* [RECORDED DATA]:
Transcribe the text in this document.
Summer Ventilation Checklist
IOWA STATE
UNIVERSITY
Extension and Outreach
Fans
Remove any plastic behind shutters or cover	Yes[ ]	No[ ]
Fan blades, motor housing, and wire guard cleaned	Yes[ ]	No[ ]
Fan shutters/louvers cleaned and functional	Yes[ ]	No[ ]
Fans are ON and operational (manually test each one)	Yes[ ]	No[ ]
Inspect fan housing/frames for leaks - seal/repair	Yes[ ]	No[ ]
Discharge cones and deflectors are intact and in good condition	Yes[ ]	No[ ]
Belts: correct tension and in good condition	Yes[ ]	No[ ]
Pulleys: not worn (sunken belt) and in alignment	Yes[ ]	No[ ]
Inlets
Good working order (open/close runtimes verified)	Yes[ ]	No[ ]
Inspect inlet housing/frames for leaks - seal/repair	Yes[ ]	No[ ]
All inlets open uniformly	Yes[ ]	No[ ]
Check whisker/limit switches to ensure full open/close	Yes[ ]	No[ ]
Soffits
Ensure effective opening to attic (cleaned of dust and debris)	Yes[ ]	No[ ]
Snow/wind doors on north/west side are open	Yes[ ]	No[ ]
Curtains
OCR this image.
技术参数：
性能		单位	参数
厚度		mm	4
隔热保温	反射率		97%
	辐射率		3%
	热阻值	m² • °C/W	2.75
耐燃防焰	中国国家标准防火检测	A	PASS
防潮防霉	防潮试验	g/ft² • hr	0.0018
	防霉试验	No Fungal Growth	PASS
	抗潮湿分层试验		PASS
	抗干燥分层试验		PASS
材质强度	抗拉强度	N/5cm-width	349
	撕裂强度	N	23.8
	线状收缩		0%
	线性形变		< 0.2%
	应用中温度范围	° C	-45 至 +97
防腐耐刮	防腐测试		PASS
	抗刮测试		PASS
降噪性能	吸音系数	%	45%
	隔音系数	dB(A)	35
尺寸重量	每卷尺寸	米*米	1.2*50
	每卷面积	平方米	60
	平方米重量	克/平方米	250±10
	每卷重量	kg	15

* [YOUR OBJECTIVE]: Which lines contain "this"? Copy each of them out.

* [SOLVED EXERCISE]:
Transcribe the text in this document.
OCR this image.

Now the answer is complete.